> WRITTEN TASK:
Write out every one of the following entries again, line for line, with no changes.

> RECORD LIST:
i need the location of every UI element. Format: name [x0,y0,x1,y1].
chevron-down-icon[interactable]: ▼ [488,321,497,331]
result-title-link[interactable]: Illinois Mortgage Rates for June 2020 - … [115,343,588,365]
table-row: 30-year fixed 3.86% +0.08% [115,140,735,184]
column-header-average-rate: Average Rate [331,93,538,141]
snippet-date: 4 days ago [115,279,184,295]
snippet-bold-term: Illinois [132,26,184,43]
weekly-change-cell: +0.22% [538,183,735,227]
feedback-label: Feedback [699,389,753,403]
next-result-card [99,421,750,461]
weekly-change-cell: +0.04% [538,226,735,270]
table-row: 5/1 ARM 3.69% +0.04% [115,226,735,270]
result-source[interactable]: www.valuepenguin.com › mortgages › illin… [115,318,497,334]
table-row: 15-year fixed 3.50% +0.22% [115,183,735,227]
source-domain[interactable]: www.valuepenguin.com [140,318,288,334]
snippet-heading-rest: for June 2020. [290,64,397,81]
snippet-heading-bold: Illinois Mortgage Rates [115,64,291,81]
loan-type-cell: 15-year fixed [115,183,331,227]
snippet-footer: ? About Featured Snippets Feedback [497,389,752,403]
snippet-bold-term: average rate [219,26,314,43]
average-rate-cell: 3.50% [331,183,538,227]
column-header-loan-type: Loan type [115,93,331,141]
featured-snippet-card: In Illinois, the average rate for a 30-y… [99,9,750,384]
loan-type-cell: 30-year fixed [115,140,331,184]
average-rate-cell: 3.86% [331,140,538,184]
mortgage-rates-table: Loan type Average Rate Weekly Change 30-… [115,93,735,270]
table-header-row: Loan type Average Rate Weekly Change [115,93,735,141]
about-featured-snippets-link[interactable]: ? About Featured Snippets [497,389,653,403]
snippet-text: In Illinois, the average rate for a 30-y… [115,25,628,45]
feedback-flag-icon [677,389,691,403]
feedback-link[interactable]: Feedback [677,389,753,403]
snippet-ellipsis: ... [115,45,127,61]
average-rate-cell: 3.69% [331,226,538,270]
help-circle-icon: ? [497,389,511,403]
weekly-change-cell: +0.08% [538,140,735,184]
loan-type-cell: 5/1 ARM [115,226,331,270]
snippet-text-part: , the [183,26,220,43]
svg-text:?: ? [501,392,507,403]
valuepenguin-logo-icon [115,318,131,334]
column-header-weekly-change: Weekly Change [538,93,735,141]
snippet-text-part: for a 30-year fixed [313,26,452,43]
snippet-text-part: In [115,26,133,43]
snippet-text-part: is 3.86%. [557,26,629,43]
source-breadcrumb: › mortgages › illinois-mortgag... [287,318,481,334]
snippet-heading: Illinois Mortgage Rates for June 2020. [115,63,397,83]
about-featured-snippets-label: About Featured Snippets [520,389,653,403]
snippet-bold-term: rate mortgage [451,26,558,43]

> CORRECT OUTPUT:
i need the location of every UI element. Format: name [x0,y0,x1,y1].
chevron-down-icon[interactable]: ▼ [488,321,497,331]
result-title-link[interactable]: Illinois Mortgage Rates for June 2020 - … [115,343,588,365]
table-row: 30-year fixed 3.86% +0.08% [115,140,735,184]
column-header-average-rate: Average Rate [331,93,538,141]
snippet-date: 4 days ago [115,279,184,295]
snippet-bold-term: Illinois [132,26,184,43]
weekly-change-cell: +0.22% [538,183,735,227]
feedback-label: Feedback [699,389,753,403]
next-result-card [99,421,750,461]
weekly-change-cell: +0.04% [538,226,735,270]
table-row: 5/1 ARM 3.69% +0.04% [115,226,735,270]
result-source[interactable]: www.valuepenguin.com › mortgages › illin… [115,318,497,334]
table-row: 15-year fixed 3.50% +0.22% [115,183,735,227]
source-domain[interactable]: www.valuepenguin.com [140,318,288,334]
snippet-heading-rest: for June 2020. [290,64,397,81]
snippet-heading-bold: Illinois Mortgage Rates [115,64,291,81]
loan-type-cell: 15-year fixed [115,183,331,227]
snippet-footer: ? About Featured Snippets Feedback [497,389,752,403]
snippet-bold-term: average rate [219,26,314,43]
average-rate-cell: 3.50% [331,183,538,227]
column-header-loan-type: Loan type [115,93,331,141]
featured-snippet-card: In Illinois, the average rate for a 30-y… [99,9,750,384]
loan-type-cell: 30-year fixed [115,140,331,184]
average-rate-cell: 3.86% [331,140,538,184]
mortgage-rates-table: Loan type Average Rate Weekly Change 30-… [115,93,735,270]
table-header-row: Loan type Average Rate Weekly Change [115,93,735,141]
about-featured-snippets-link[interactable]: ? About Featured Snippets [497,389,653,403]
snippet-text: In Illinois, the average rate for a 30-y… [115,25,628,45]
feedback-flag-icon [677,389,691,403]
feedback-link[interactable]: Feedback [677,389,753,403]
snippet-ellipsis: ... [115,45,127,61]
average-rate-cell: 3.69% [331,226,538,270]
help-circle-icon: ? [497,389,511,403]
weekly-change-cell: +0.08% [538,140,735,184]
loan-type-cell: 5/1 ARM [115,226,331,270]
snippet-text-part: , the [183,26,220,43]
svg-text:?: ? [501,392,507,403]
valuepenguin-logo-icon [115,318,131,334]
column-header-weekly-change: Weekly Change [538,93,735,141]
snippet-text-part: for a 30-year fixed [313,26,452,43]
snippet-text-part: In [115,26,133,43]
snippet-text-part: is 3.86%. [557,26,629,43]
source-breadcrumb: › mortgages › illinois-mortgag... [287,318,481,334]
snippet-heading: Illinois Mortgage Rates for June 2020. [115,63,397,83]
about-featured-snippets-label: About Featured Snippets [520,389,653,403]
snippet-bold-term: rate mortgage [451,26,558,43]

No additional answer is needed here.